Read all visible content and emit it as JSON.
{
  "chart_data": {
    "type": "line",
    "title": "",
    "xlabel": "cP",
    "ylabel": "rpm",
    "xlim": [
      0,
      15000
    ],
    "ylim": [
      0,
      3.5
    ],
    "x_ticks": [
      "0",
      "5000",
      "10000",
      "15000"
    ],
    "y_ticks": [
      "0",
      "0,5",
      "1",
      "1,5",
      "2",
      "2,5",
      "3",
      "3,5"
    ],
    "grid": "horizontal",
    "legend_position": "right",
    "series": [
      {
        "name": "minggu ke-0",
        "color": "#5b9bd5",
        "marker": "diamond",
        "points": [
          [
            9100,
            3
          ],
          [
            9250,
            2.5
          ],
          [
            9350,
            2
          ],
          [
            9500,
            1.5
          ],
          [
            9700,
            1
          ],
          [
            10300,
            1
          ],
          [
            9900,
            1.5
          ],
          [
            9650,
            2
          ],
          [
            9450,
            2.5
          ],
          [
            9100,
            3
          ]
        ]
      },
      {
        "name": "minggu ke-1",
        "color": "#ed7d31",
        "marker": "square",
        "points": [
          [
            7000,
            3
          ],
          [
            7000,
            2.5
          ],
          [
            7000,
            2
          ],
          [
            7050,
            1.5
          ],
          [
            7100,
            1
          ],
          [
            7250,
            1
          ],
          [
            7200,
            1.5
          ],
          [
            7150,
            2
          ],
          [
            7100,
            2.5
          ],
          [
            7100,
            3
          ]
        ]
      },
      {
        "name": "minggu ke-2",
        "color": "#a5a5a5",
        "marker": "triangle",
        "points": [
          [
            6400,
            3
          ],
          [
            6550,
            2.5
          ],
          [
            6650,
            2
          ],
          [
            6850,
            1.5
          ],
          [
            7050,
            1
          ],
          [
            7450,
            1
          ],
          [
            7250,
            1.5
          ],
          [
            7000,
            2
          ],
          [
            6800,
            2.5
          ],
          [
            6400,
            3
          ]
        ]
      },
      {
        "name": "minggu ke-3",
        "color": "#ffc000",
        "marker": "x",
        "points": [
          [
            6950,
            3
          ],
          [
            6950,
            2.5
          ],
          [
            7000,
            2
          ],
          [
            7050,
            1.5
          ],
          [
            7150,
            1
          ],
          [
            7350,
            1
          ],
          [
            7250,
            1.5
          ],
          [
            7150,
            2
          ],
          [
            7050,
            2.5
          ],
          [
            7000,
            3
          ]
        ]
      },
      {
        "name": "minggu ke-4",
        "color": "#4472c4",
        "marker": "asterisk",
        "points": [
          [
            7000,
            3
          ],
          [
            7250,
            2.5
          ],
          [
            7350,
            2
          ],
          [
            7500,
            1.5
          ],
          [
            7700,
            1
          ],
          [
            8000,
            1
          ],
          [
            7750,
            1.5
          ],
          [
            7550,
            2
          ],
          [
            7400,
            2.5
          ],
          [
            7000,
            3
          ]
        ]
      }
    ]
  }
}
----
Problem to work on:
Return all of the data precisely as it appears.

Result:
Read all visible content and emit it as JSON.
{
  "chart_data": {
    "type": "line",
    "title": "",
    "xlabel": "cP",
    "ylabel": "rpm",
    "xlim": [
      0,
      15000
    ],
    "ylim": [
      0,
      3.5
    ],
    "x_ticks": [
      "0",
      "5000",
      "10000",
      "15000"
    ],
    "y_ticks": [
      "0",
      "0,5",
      "1",
      "1,5",
      "2",
      "2,5",
      "3",
      "3,5"
    ],
    "grid": "horizontal",
    "legend_position": "right",
    "series": [
      {
        "name": "minggu ke-0",
        "color": "#5b9bd5",
        "marker": "diamond",
        "points": [
          [
            9100,
            3
          ],
          [
            9250,
            2.5
          ],
          [
            9350,
            2
          ],
          [
            9500,
            1.5
          ],
          [
            9700,
            1
          ],
          [
            10300,
            1
          ],
          [
            9900,
            1.5
          ],
          [
            9650,
            2
          ],
          [
            9450,
            2.5
          ],
          [
            9100,
            3
          ]
        ]
      },
      {
        "name": "minggu ke-1",
        "color": "#ed7d31",
        "marker": "square",
        "points": [
          [
            7000,
            3
          ],
          [
            7000,
            2.5
          ],
          [
            7000,
            2
          ],
          [
            7050,
            1.5
          ],
          [
            7100,
            1
          ],
          [
            7250,
            1
          ],
          [
            7200,
            1.5
          ],
          [
            7150,
            2
          ],
          [
            7100,
            2.5
          ],
          [
            7100,
            3
          ]
        ]
      },
      {
        "name": "minggu ke-2",
        "color": "#a5a5a5",
        "marker": "triangle",
        "points": [
          [
            6400,
            3
          ],
          [
            6550,
            2.5
          ],
          [
            6650,
            2
          ],
          [
            6850,
            1.5
          ],
          [
            7050,
            1
          ],
          [
            7450,
            1
          ],
          [
            7250,
            1.5
          ],
          [
            7000,
            2
          ],
          [
            6800,
            2.5
          ],
          [
            6400,
            3
          ]
        ]
      },
      {
        "name": "minggu ke-3",
        "color": "#ffc000",
        "marker": "x",
        "points": [
          [
            6950,
            3
          ],
          [
            6950,
            2.5
          ],
          [
            7000,
            2
          ],
          [
            7050,
            1.5
          ],
          [
            7150,
            1
          ],
          [
            7350,
            1
          ],
          [
            7250,
            1.5
          ],
          [
            7150,
            2
          ],
          [
            7050,
            2.5
          ],
          [
            7000,
            3
          ]
        ]
      },
      {
        "name": "minggu ke-4",
        "color": "#4472c4",
        "marker": "asterisk",
        "points": [
          [
            7000,
            3
          ],
          [
            7250,
            2.5
          ],
          [
            7350,
            2
          ],
          [
            7500,
            1.5
          ],
          [
            7700,
            1
          ],
          [
            8000,
            1
          ],
          [
            7750,
            1.5
          ],
          [
            7550,
            2
          ],
          [
            7400,
            2.5
          ],
          [
            7000,
            3
          ]
        ]
      }
    ]
  }
}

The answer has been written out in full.